AIM OF THE TASK: Collect every line below that contains the word "this".
--- Start EXTRACTED RECORDS ---
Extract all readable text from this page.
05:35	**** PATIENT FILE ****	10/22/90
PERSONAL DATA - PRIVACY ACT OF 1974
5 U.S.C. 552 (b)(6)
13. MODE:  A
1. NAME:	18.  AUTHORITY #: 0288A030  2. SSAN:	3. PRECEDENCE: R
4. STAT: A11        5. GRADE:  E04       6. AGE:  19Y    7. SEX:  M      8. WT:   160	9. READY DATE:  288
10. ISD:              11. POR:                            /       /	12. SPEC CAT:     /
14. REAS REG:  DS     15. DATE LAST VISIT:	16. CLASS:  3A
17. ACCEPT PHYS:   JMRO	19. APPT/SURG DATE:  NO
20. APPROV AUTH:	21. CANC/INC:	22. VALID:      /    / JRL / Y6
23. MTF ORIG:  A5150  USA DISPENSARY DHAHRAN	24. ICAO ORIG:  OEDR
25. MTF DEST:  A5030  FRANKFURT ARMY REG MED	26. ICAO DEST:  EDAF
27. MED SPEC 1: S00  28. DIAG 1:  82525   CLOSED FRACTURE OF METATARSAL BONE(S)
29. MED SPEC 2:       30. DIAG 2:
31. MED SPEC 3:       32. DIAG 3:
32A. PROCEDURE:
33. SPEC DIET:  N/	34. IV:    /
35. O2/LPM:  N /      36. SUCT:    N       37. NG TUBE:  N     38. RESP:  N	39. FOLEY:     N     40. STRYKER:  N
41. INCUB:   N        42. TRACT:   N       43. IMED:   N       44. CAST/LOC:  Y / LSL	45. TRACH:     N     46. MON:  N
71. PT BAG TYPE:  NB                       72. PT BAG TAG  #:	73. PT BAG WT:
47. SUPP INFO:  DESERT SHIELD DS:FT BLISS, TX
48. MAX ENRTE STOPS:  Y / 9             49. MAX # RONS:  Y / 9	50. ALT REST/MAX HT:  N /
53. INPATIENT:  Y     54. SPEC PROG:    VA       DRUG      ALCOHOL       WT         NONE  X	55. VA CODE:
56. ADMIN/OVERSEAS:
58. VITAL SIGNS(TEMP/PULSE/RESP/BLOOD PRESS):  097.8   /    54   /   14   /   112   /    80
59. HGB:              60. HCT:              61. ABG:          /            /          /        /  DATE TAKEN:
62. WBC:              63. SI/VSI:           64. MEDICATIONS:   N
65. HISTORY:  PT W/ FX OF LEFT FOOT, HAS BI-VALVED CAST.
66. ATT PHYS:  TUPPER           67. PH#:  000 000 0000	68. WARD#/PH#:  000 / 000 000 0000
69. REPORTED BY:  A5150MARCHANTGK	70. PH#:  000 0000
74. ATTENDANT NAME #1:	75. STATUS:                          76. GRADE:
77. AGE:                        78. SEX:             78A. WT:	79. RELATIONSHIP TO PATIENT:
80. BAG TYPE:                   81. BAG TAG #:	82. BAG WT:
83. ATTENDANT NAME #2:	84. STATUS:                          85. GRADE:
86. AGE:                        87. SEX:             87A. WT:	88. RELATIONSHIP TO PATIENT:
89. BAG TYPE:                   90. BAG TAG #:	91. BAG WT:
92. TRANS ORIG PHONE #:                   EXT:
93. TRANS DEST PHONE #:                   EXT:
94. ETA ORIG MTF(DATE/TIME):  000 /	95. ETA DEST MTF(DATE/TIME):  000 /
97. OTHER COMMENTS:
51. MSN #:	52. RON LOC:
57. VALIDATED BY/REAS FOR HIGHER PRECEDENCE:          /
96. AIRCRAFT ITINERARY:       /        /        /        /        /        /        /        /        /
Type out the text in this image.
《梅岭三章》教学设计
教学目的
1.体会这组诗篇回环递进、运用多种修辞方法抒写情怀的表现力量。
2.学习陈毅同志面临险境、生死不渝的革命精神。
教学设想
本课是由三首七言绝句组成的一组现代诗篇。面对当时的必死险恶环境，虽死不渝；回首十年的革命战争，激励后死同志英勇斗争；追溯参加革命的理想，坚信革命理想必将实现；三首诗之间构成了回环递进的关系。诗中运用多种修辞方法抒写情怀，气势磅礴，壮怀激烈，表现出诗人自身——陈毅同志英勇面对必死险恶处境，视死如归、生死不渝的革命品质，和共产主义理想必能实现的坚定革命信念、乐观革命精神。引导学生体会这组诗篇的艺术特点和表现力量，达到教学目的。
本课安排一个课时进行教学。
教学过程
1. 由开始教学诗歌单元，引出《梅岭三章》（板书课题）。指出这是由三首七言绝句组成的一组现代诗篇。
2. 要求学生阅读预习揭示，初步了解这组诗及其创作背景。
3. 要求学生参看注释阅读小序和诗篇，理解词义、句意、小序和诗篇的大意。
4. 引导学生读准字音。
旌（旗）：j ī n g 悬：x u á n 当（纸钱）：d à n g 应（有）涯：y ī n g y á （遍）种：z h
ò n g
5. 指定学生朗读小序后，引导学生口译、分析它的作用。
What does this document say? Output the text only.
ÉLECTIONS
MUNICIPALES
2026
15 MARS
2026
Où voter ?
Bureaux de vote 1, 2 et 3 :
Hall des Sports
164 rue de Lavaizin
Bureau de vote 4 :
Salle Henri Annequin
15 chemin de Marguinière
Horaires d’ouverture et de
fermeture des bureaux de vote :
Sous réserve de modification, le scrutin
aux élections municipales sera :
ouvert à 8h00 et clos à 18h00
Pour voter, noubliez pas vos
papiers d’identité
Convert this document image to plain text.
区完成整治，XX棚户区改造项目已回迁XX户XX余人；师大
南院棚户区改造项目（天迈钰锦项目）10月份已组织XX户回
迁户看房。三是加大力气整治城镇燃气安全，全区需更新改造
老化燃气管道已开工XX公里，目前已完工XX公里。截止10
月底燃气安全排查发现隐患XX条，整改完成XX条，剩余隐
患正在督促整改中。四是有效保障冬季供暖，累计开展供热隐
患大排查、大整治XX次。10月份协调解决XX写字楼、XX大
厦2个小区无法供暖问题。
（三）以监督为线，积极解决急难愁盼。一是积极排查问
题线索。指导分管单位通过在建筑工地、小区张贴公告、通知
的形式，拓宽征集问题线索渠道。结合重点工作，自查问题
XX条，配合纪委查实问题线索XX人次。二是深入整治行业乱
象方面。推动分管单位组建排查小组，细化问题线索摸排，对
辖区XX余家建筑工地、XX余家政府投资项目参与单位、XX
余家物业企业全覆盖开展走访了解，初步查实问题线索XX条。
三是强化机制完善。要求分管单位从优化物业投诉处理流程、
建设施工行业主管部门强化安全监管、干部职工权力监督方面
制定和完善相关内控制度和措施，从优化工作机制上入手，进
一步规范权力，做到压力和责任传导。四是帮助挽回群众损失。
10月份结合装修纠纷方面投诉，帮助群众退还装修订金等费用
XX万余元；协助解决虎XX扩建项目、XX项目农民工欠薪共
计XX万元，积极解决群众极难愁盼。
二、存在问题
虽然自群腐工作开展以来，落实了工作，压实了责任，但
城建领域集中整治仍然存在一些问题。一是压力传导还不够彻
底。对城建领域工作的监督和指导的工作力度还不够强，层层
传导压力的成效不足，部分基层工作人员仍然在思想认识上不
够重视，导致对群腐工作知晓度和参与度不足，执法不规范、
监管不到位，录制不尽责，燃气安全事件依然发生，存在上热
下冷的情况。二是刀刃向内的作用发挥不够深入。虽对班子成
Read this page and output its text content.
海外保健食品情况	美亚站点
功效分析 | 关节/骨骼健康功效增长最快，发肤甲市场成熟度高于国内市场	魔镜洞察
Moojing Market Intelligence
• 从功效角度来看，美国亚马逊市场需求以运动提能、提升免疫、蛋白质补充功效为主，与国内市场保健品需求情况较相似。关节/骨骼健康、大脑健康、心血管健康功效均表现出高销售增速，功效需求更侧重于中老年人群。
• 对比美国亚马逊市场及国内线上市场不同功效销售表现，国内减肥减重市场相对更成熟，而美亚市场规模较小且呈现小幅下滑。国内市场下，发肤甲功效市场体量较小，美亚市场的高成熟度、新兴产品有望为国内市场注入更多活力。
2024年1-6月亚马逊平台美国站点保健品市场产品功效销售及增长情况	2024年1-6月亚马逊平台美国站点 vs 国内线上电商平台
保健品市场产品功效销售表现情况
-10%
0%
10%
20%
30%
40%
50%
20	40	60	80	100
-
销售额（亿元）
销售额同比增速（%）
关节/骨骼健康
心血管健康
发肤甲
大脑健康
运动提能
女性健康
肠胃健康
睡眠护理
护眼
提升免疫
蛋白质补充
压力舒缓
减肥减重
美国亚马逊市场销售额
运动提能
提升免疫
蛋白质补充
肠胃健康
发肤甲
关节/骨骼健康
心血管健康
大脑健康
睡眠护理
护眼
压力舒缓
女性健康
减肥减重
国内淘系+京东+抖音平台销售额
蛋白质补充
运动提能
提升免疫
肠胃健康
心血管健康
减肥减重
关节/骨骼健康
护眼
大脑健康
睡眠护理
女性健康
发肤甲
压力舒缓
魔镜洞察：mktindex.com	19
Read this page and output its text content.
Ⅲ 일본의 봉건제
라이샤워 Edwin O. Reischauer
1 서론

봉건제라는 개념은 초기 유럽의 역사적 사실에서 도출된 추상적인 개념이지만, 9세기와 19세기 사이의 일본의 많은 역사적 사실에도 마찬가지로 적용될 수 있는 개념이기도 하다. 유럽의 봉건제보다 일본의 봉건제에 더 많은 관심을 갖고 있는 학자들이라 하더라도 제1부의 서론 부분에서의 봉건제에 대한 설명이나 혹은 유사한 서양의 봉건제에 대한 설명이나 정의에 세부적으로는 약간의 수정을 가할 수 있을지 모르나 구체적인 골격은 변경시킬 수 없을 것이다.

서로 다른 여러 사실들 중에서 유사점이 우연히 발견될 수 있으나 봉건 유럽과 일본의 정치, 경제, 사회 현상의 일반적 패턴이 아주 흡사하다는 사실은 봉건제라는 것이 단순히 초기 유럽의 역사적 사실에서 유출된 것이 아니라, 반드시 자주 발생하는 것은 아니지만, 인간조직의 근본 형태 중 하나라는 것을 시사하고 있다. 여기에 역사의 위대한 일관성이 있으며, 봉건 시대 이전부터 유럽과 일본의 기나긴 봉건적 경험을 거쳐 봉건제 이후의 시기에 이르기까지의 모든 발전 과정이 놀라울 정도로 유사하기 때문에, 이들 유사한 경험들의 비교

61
--- End EXTRACTED RECORDS ---
FULL RESPONSE:
Extract all readable text from this page.
Type out the text in this image.
What does this document say? Output the text only.
Convert this document image to plain text.
Read this page and output its text content.
Read this page and output its text content.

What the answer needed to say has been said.